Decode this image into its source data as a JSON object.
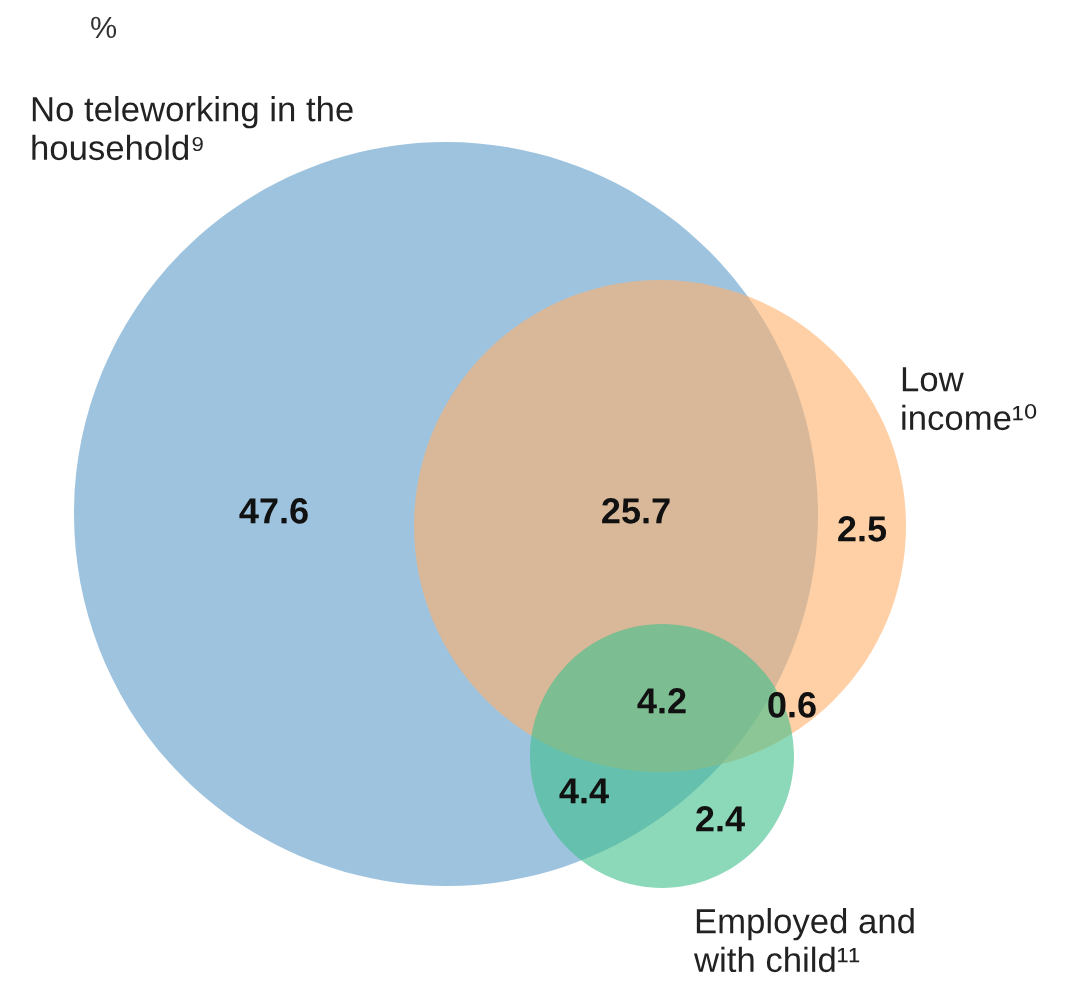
{
  "chart_data": {
    "type": "other",
    "ylabel": "%",
    "categories": [
      null,
      null,
      null,
      null,
      null,
      null,
      null
    ],
    "values": [
      47.6,
      25.7,
      2.5,
      4.2,
      0.6,
      4.4,
      2.4
    ],
    "annotations": [
      "No teleworking in the\nhousehold⁹",
      "Low\nincome¹⁰",
      "Employed and\nwith child¹¹"
    ],
    "data_labels": true
  }
}
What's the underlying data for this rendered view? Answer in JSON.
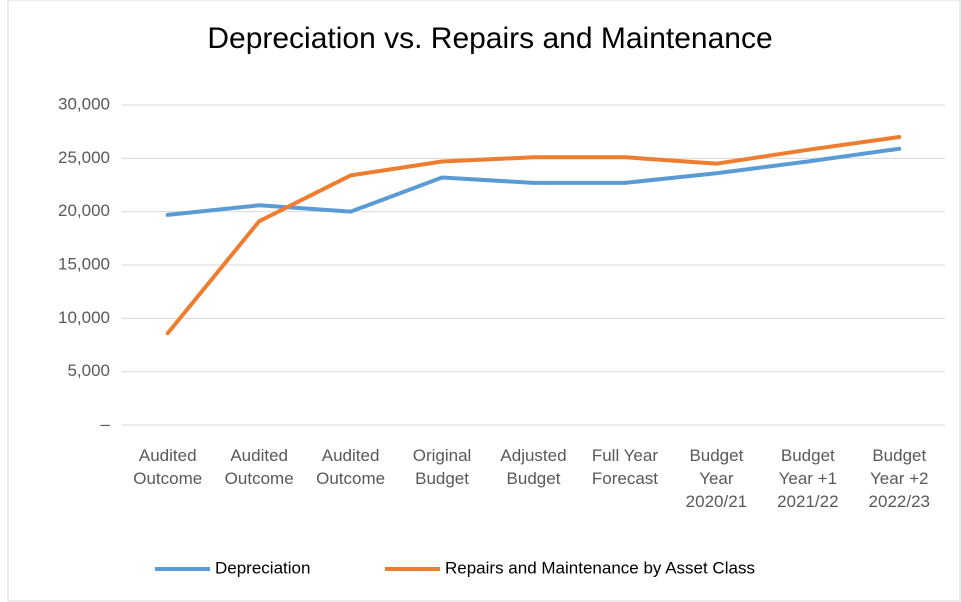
{
  "chart_data": {
    "type": "line",
    "title": "Depreciation vs. Repairs and Maintenance",
    "categories": [
      "Audited\nOutcome",
      "Audited\nOutcome",
      "Audited\nOutcome",
      "Original\nBudget",
      "Adjusted\nBudget",
      "Full Year\nForecast",
      "Budget\nYear\n2020/21",
      "Budget\nYear +1\n2021/22",
      "Budget\nYear +2\n2022/23"
    ],
    "series": [
      {
        "name": "Depreciation",
        "color": "#5b9bd5",
        "values": [
          19700,
          20600,
          20000,
          23200,
          22700,
          22700,
          23600,
          24700,
          25900
        ]
      },
      {
        "name": "Repairs and Maintenance by Asset Class",
        "color": "#ed7d31",
        "values": [
          8600,
          19100,
          23400,
          24700,
          25100,
          25100,
          24500,
          25800,
          27000
        ]
      }
    ],
    "ylim": [
      0,
      30000
    ],
    "yticks": [
      {
        "value": 0,
        "label": "–"
      },
      {
        "value": 5000,
        "label": "5,000"
      },
      {
        "value": 10000,
        "label": "10,000"
      },
      {
        "value": 15000,
        "label": "15,000"
      },
      {
        "value": 20000,
        "label": "20,000"
      },
      {
        "value": 25000,
        "label": "25,000"
      },
      {
        "value": 30000,
        "label": "30,000"
      }
    ],
    "grid": true,
    "legend": "bottom"
  }
}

▸ Objective: Omit the pictures and reproduce the listing exactly.

▸ Answer to the problem:
Decode this image into its source data as a JSON object.
{
  "chart_data": {
    "type": "other",
    "ylabel": "%",
    "categories": [
      null,
      null,
      null,
      null,
      null,
      null,
      null
    ],
    "values": [
      47.6,
      25.7,
      2.5,
      4.2,
      0.6,
      4.4,
      2.4
    ],
    "annotations": [
      "No teleworking in the\nhousehold⁹",
      "Low\nincome¹⁰",
      "Employed and\nwith child¹¹"
    ],
    "data_labels": true
  }
}
What's the underlying data for this rendered view? Answer in JSON.
{
  "chart_data": {
    "type": "line",
    "title": "Depreciation vs. Repairs and Maintenance",
    "categories": [
      "Audited\nOutcome",
      "Audited\nOutcome",
      "Audited\nOutcome",
      "Original\nBudget",
      "Adjusted\nBudget",
      "Full Year\nForecast",
      "Budget\nYear\n2020/21",
      "Budget\nYear +1\n2021/22",
      "Budget\nYear +2\n2022/23"
    ],
    "series": [
      {
        "name": "Depreciation",
        "color": "#5b9bd5",
        "values": [
          19700,
          20600,
          20000,
          23200,
          22700,
          22700,
          23600,
          24700,
          25900
        ]
      },
      {
        "name": "Repairs and Maintenance by Asset Class",
        "color": "#ed7d31",
        "values": [
          8600,
          19100,
          23400,
          24700,
          25100,
          25100,
          24500,
          25800,
          27000
        ]
      }
    ],
    "ylim": [
      0,
      30000
    ],
    "yticks": [
      {
        "value": 0,
        "label": "–"
      },
      {
        "value": 5000,
        "label": "5,000"
      },
      {
        "value": 10000,
        "label": "10,000"
      },
      {
        "value": 15000,
        "label": "15,000"
      },
      {
        "value": 20000,
        "label": "20,000"
      },
      {
        "value": 25000,
        "label": "25,000"
      },
      {
        "value": 30000,
        "label": "30,000"
      }
    ],
    "grid": true,
    "legend": "bottom"
  }
}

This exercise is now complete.